▶ Input data:
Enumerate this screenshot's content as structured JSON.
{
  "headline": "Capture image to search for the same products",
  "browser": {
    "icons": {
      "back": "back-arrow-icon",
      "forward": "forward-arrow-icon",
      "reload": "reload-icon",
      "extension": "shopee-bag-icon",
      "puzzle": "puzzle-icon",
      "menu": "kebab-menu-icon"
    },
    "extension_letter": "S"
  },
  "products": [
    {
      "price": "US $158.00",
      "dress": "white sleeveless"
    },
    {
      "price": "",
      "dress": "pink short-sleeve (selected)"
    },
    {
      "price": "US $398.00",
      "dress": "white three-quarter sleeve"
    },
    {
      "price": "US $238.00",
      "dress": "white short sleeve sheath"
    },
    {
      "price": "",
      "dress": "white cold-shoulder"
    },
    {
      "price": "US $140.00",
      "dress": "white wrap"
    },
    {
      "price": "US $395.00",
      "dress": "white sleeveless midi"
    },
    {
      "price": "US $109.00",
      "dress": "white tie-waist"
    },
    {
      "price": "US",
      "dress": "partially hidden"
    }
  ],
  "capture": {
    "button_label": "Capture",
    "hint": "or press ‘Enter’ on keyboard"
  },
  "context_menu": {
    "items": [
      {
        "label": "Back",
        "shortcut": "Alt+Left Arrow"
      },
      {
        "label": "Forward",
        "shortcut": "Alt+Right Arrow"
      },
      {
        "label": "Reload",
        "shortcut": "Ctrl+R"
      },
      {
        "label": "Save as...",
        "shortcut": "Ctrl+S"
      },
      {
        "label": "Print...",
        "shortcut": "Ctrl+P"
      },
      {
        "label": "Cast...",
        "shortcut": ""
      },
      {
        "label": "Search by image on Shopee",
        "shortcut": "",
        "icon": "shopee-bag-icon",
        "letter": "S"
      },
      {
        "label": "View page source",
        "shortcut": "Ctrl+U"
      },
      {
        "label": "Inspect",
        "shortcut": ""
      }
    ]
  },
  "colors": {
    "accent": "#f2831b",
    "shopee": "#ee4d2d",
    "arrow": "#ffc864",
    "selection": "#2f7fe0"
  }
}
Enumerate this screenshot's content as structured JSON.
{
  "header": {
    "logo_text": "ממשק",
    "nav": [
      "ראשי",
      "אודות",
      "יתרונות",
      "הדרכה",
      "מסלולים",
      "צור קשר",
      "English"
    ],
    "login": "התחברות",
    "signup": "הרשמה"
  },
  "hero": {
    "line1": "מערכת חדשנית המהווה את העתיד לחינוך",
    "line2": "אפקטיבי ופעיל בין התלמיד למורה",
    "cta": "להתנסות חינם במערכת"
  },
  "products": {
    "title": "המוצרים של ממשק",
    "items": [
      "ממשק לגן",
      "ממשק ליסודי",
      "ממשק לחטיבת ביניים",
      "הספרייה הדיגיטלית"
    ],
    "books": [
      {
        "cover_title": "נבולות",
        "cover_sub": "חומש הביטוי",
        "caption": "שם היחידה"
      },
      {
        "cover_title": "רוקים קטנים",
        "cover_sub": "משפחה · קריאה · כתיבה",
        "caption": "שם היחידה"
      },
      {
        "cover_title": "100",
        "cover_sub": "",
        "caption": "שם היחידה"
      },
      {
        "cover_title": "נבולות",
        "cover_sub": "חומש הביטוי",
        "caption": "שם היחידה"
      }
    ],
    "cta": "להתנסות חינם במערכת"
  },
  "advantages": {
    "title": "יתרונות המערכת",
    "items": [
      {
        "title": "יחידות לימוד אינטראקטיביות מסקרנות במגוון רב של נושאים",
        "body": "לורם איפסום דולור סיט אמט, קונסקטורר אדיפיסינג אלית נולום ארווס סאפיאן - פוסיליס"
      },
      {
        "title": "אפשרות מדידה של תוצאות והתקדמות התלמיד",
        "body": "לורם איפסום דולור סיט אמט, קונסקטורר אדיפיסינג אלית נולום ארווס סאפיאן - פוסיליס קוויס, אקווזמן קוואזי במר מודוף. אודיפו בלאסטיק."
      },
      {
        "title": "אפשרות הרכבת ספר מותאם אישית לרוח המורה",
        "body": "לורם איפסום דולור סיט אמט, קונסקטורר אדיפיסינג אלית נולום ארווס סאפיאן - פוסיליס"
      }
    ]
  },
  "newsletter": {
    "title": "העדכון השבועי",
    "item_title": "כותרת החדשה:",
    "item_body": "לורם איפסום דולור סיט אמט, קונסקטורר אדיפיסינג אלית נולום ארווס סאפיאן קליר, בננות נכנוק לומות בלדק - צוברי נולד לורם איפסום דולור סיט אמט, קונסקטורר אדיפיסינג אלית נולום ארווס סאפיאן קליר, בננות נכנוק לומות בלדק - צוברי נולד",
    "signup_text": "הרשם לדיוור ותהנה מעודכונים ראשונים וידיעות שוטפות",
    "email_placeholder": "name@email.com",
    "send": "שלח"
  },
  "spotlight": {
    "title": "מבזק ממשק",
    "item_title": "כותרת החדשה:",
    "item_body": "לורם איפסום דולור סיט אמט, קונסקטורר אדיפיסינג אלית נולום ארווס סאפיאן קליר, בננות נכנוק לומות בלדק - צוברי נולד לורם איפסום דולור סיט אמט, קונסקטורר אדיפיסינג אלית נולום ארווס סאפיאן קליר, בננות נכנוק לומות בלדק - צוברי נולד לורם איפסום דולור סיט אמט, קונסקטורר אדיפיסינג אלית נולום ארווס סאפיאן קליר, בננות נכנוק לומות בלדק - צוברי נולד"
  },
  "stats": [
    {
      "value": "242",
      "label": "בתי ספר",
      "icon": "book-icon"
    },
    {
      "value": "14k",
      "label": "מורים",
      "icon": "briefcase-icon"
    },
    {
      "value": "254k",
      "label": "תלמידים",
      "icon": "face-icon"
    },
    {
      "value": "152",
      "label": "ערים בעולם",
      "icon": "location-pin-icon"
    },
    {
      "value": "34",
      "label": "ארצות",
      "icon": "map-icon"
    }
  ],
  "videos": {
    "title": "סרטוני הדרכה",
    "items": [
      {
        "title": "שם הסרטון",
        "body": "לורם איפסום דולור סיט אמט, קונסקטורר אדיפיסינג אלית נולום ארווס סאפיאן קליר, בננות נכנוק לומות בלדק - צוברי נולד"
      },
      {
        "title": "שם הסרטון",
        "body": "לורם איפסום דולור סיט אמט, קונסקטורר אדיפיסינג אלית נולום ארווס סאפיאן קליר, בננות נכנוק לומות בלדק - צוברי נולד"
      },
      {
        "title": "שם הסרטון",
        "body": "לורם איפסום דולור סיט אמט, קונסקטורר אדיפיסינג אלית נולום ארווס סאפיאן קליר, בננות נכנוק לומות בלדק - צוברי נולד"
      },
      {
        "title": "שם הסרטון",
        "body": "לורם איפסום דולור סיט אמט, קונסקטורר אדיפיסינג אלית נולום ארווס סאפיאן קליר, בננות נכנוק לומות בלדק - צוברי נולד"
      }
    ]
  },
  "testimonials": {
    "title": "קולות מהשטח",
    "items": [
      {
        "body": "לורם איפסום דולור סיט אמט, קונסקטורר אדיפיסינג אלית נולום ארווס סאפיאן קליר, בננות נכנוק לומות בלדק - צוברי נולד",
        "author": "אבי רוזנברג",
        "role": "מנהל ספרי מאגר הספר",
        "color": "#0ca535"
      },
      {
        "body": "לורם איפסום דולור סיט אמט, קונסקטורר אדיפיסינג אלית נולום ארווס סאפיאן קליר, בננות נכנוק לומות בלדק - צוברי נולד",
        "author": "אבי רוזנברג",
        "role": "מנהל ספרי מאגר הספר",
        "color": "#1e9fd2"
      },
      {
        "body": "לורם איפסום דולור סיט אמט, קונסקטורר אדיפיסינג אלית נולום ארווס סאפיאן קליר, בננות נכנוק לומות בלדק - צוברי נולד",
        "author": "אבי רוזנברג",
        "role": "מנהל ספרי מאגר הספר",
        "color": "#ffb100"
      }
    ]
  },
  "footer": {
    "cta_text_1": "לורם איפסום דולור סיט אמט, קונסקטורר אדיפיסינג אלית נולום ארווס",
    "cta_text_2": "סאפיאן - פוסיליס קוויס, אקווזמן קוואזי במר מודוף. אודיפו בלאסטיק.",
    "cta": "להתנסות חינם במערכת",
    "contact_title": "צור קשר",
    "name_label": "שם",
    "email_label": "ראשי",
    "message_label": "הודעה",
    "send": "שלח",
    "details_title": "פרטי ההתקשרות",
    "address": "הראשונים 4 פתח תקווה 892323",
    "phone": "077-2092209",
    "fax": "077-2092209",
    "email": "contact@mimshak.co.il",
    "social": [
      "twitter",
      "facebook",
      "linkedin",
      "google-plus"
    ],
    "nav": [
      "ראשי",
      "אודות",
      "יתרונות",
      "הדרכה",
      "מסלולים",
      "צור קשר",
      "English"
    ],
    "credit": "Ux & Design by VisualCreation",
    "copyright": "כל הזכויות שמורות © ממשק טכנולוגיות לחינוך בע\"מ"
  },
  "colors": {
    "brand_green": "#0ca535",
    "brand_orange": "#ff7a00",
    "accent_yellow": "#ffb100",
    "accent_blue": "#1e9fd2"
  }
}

▶ Problem to solve:
Within the listing above, copy each line that has the string "אודיפו".

▶ Exercise result:
        "body": "לורם איפסום דולור סיט אמט, קונסקטורר אדיפיסינג אלית נולום ארווס סאפיאן - פוסיליס קוויס, אקווזמן קוואזי במר מודוף. אודיפו בלאסטיק."
    "cta_text_2": "סאפיאן - פוסיליס קוויס, אקווזמן קוואזי במר מודוף. אודיפו בלאסטיק.",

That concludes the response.